The problem: Collect all lines from the listing that include the string "ylabel".

Records provided:
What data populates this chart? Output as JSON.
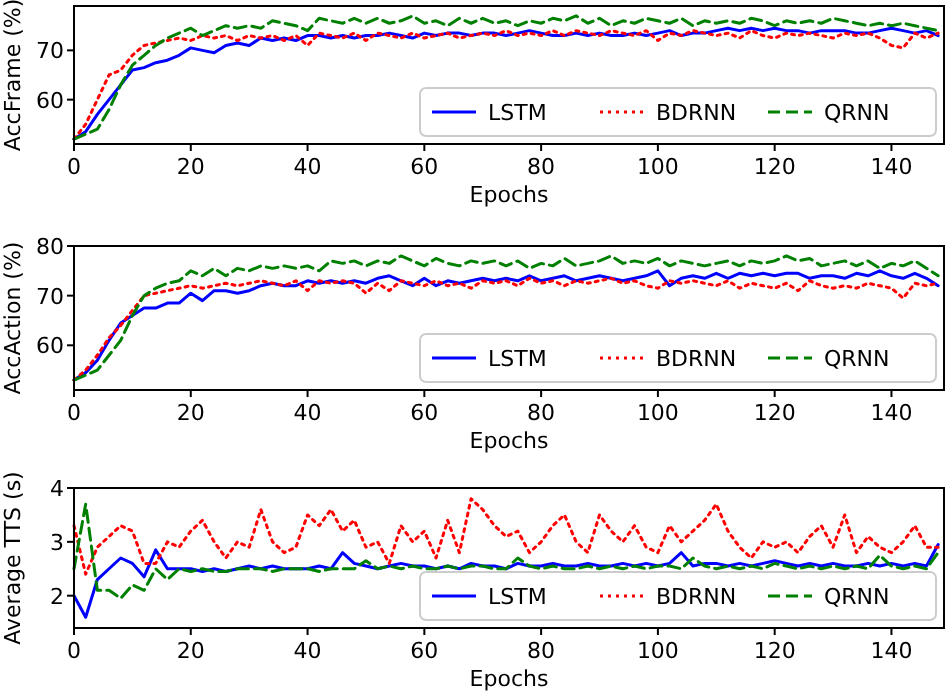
{
  "chart_data": [
    {
      "type": "line",
      "xlabel": "Epochs",
      "ylabel": "AccFrame (%)",
      "xlim": [
        0,
        149
      ],
      "xticks": [
        0,
        20,
        40,
        60,
        80,
        100,
        120,
        140
      ],
      "ylim": [
        51,
        79
      ],
      "yticks": [
        60,
        70
      ],
      "legend": "bottom right",
      "grid": false,
      "x": [
        0,
        2,
        4,
        6,
        8,
        10,
        12,
        14,
        16,
        18,
        20,
        22,
        24,
        26,
        28,
        30,
        32,
        34,
        36,
        38,
        40,
        42,
        44,
        46,
        48,
        50,
        52,
        54,
        56,
        58,
        60,
        62,
        64,
        66,
        68,
        70,
        72,
        74,
        76,
        78,
        80,
        82,
        84,
        86,
        88,
        90,
        92,
        94,
        96,
        98,
        100,
        102,
        104,
        106,
        108,
        110,
        112,
        114,
        116,
        118,
        120,
        122,
        124,
        126,
        128,
        130,
        132,
        134,
        136,
        138,
        140,
        142,
        144,
        146,
        148
      ],
      "series": [
        {
          "name": "LSTM",
          "color": "#0000ff",
          "line_style": "solid",
          "values": [
            52,
            53.5,
            57,
            60,
            63,
            66,
            66.5,
            67.5,
            68,
            69,
            70.5,
            70,
            69.5,
            71,
            71.5,
            71,
            72.5,
            72,
            72.5,
            72,
            73,
            73,
            72.5,
            73,
            72.5,
            73,
            73,
            73.5,
            73,
            72.5,
            73.5,
            73,
            73.5,
            73.5,
            73,
            73.5,
            73.5,
            73,
            73.5,
            74,
            73.5,
            73,
            73,
            73.5,
            73,
            73.5,
            73,
            73,
            73.5,
            73,
            73.5,
            74,
            73,
            73.5,
            73.5,
            74,
            74.5,
            74,
            74.5,
            74,
            74.5,
            74,
            74,
            73.5,
            74,
            74,
            74,
            73.5,
            73.5,
            74,
            74.5,
            74,
            73.5,
            74,
            73
          ]
        },
        {
          "name": "BDRNN",
          "color": "#ff0000",
          "line_style": "dotted",
          "values": [
            52,
            55,
            60,
            65,
            66,
            69,
            71,
            71.5,
            72,
            72.5,
            72,
            73,
            72.5,
            73,
            72,
            73,
            72.5,
            73,
            72,
            73,
            71,
            73.5,
            73,
            72.5,
            73.5,
            72,
            73.5,
            73,
            72.5,
            73.5,
            72.5,
            73,
            73.5,
            72.5,
            73,
            73.5,
            73,
            74,
            73,
            73.5,
            73,
            74,
            73,
            74,
            73.5,
            73,
            74,
            73.5,
            73,
            74,
            72,
            73.5,
            73,
            74,
            73.5,
            73,
            73.5,
            72.5,
            74,
            73,
            72.5,
            73.5,
            73,
            73.5,
            73,
            72.5,
            73.5,
            73,
            73.5,
            72.5,
            71,
            70.5,
            73.5,
            72.5,
            73.5
          ]
        },
        {
          "name": "QRNN",
          "color": "#008000",
          "line_style": "dashed",
          "values": [
            52,
            53,
            54,
            58,
            63,
            67,
            69,
            71,
            72.5,
            73.5,
            74.5,
            73,
            74,
            75,
            74.5,
            75,
            74.5,
            76,
            75.5,
            75,
            74,
            76.5,
            76,
            75.5,
            76.5,
            75.5,
            76.5,
            75.5,
            76,
            77,
            75.5,
            76,
            75,
            76.5,
            75.5,
            76.5,
            75.5,
            76,
            75,
            76,
            75.5,
            76.5,
            76,
            77,
            75.5,
            76.5,
            75,
            76,
            75.5,
            76.5,
            76,
            75.5,
            76.5,
            75,
            76,
            75.5,
            76,
            75.5,
            76.5,
            76,
            75,
            76,
            75.5,
            76,
            75.5,
            76.5,
            76,
            75.5,
            75,
            75.5,
            75,
            75.5,
            75,
            74.5,
            74
          ]
        }
      ]
    },
    {
      "type": "line",
      "xlabel": "Epochs",
      "ylabel": "AccAction (%)",
      "xlim": [
        0,
        149
      ],
      "xticks": [
        0,
        20,
        40,
        60,
        80,
        100,
        120,
        140
      ],
      "ylim": [
        51,
        80
      ],
      "yticks": [
        60,
        70,
        80
      ],
      "legend": "bottom right",
      "grid": false,
      "x": [
        0,
        2,
        4,
        6,
        8,
        10,
        12,
        14,
        16,
        18,
        20,
        22,
        24,
        26,
        28,
        30,
        32,
        34,
        36,
        38,
        40,
        42,
        44,
        46,
        48,
        50,
        52,
        54,
        56,
        58,
        60,
        62,
        64,
        66,
        68,
        70,
        72,
        74,
        76,
        78,
        80,
        82,
        84,
        86,
        88,
        90,
        92,
        94,
        96,
        98,
        100,
        102,
        104,
        106,
        108,
        110,
        112,
        114,
        116,
        118,
        120,
        122,
        124,
        126,
        128,
        130,
        132,
        134,
        136,
        138,
        140,
        142,
        144,
        146,
        148
      ],
      "series": [
        {
          "name": "LSTM",
          "color": "#0000ff",
          "line_style": "solid",
          "values": [
            53,
            54.5,
            57,
            61,
            64.5,
            66,
            67.5,
            67.5,
            68.5,
            68.5,
            70.5,
            69,
            71,
            71,
            70.5,
            71,
            72,
            72.5,
            72,
            72,
            73,
            72.5,
            73,
            72.5,
            73,
            72.5,
            73.5,
            74,
            73,
            72,
            73.5,
            72,
            73,
            72.5,
            73,
            73.5,
            73,
            73.5,
            73,
            74,
            73,
            73.5,
            74,
            73,
            73.5,
            74,
            73.5,
            73,
            73.5,
            74,
            75,
            72,
            73.5,
            74,
            73.5,
            74.5,
            73.5,
            74.5,
            74,
            74.5,
            74,
            74.5,
            74.5,
            73.5,
            74,
            74,
            73.5,
            74.5,
            74,
            75,
            74,
            73.5,
            74.5,
            73.5,
            72
          ]
        },
        {
          "name": "BDRNN",
          "color": "#ff0000",
          "line_style": "dotted",
          "values": [
            53,
            55,
            58,
            61.5,
            64,
            67,
            70,
            70.5,
            71,
            71.5,
            72,
            71.5,
            72,
            72.5,
            72,
            72.5,
            73,
            72.5,
            72,
            73,
            71,
            73,
            72.5,
            73,
            72.5,
            70.5,
            72.5,
            71,
            73,
            72.5,
            72,
            73,
            72,
            72.5,
            71.5,
            73,
            72.5,
            73,
            72,
            73.5,
            72.5,
            73,
            72,
            73,
            72.5,
            73,
            73.5,
            72.5,
            73,
            72,
            71.5,
            73,
            72.5,
            73,
            72.5,
            72,
            73,
            71.5,
            72.5,
            72,
            71.5,
            72.5,
            71,
            73,
            72,
            71.5,
            72,
            71.5,
            72.5,
            72,
            71.5,
            69.5,
            72.5,
            72,
            72.5
          ]
        },
        {
          "name": "QRNN",
          "color": "#008000",
          "line_style": "dashed",
          "values": [
            53,
            54,
            55,
            58,
            61,
            66,
            70,
            71.5,
            72.5,
            73,
            75,
            74,
            75.5,
            74,
            75.5,
            75,
            76,
            75.5,
            76,
            75.5,
            76,
            75,
            77,
            76.5,
            77,
            76,
            77,
            76.5,
            78,
            77,
            76,
            77.5,
            76.5,
            76,
            77,
            76.5,
            77,
            76,
            77,
            75.5,
            76.5,
            76,
            77.5,
            76,
            76.5,
            77,
            78,
            76.5,
            77,
            76.5,
            77.5,
            76,
            77,
            76.5,
            76,
            76.5,
            77,
            76,
            77,
            76.5,
            77,
            78,
            77,
            77.5,
            76,
            76.5,
            77,
            76,
            77,
            75.5,
            76.5,
            76,
            77,
            75.5,
            74
          ]
        }
      ]
    },
    {
      "type": "line",
      "xlabel": "Epochs",
      "ylabel": "Average TTS (s)",
      "xlim": [
        0,
        149
      ],
      "xticks": [
        0,
        20,
        40,
        60,
        80,
        100,
        120,
        140
      ],
      "ylim": [
        1.4,
        4
      ],
      "yticks": [
        2,
        3,
        4
      ],
      "legend": "bottom right",
      "grid": false,
      "x": [
        0,
        2,
        4,
        6,
        8,
        10,
        12,
        14,
        16,
        18,
        20,
        22,
        24,
        26,
        28,
        30,
        32,
        34,
        36,
        38,
        40,
        42,
        44,
        46,
        48,
        50,
        52,
        54,
        56,
        58,
        60,
        62,
        64,
        66,
        68,
        70,
        72,
        74,
        76,
        78,
        80,
        82,
        84,
        86,
        88,
        90,
        92,
        94,
        96,
        98,
        100,
        102,
        104,
        106,
        108,
        110,
        112,
        114,
        116,
        118,
        120,
        122,
        124,
        126,
        128,
        130,
        132,
        134,
        136,
        138,
        140,
        142,
        144,
        146,
        148
      ],
      "series": [
        {
          "name": "LSTM",
          "color": "#0000ff",
          "line_style": "solid",
          "values": [
            2.0,
            1.6,
            2.3,
            2.5,
            2.7,
            2.6,
            2.35,
            2.85,
            2.5,
            2.5,
            2.5,
            2.45,
            2.5,
            2.45,
            2.5,
            2.55,
            2.5,
            2.55,
            2.5,
            2.5,
            2.5,
            2.55,
            2.5,
            2.8,
            2.6,
            2.55,
            2.5,
            2.55,
            2.6,
            2.55,
            2.55,
            2.5,
            2.55,
            2.5,
            2.6,
            2.55,
            2.55,
            2.5,
            2.6,
            2.55,
            2.55,
            2.6,
            2.55,
            2.55,
            2.6,
            2.55,
            2.55,
            2.6,
            2.55,
            2.6,
            2.55,
            2.6,
            2.8,
            2.55,
            2.6,
            2.6,
            2.55,
            2.6,
            2.55,
            2.6,
            2.65,
            2.6,
            2.55,
            2.6,
            2.55,
            2.6,
            2.55,
            2.55,
            2.6,
            2.55,
            2.6,
            2.55,
            2.6,
            2.55,
            2.95
          ]
        },
        {
          "name": "BDRNN",
          "color": "#ff0000",
          "line_style": "dotted",
          "values": [
            3.3,
            2.4,
            2.9,
            3.1,
            3.3,
            3.2,
            2.6,
            2.6,
            3.0,
            2.9,
            3.2,
            3.4,
            3.0,
            2.7,
            3.0,
            2.9,
            3.6,
            3.0,
            2.8,
            2.9,
            3.5,
            3.3,
            3.6,
            3.2,
            3.4,
            2.9,
            3.0,
            2.6,
            3.3,
            3.0,
            3.2,
            2.7,
            3.4,
            2.8,
            3.8,
            3.6,
            3.3,
            3.1,
            3.2,
            2.8,
            3.0,
            3.3,
            3.5,
            3.0,
            2.8,
            3.5,
            3.2,
            3.0,
            3.3,
            2.9,
            2.8,
            3.3,
            3.0,
            3.2,
            3.4,
            3.7,
            3.2,
            2.9,
            2.7,
            3.0,
            2.9,
            3.0,
            2.8,
            3.1,
            3.3,
            2.9,
            3.5,
            2.8,
            3.1,
            2.9,
            2.8,
            3.0,
            3.3,
            2.9,
            2.9
          ]
        },
        {
          "name": "QRNN",
          "color": "#008000",
          "line_style": "dashed",
          "values": [
            2.5,
            3.7,
            2.1,
            2.1,
            1.95,
            2.2,
            2.1,
            2.5,
            2.3,
            2.5,
            2.45,
            2.5,
            2.45,
            2.45,
            2.5,
            2.5,
            2.5,
            2.45,
            2.5,
            2.5,
            2.5,
            2.45,
            2.5,
            2.5,
            2.5,
            2.65,
            2.5,
            2.55,
            2.5,
            2.55,
            2.5,
            2.5,
            2.55,
            2.5,
            2.55,
            2.55,
            2.5,
            2.5,
            2.7,
            2.55,
            2.5,
            2.55,
            2.5,
            2.5,
            2.55,
            2.5,
            2.55,
            2.5,
            2.55,
            2.5,
            2.55,
            2.55,
            2.5,
            2.7,
            2.55,
            2.5,
            2.55,
            2.5,
            2.55,
            2.5,
            2.6,
            2.55,
            2.5,
            2.55,
            2.5,
            2.55,
            2.5,
            2.55,
            2.5,
            2.75,
            2.55,
            2.5,
            2.55,
            2.5,
            2.8
          ]
        }
      ]
    }
  ]
}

Expected answer:
      "ylabel": "AccFrame (%)",
      "ylabel": "AccAction (%)",
      "ylabel": "Average TTS (s)",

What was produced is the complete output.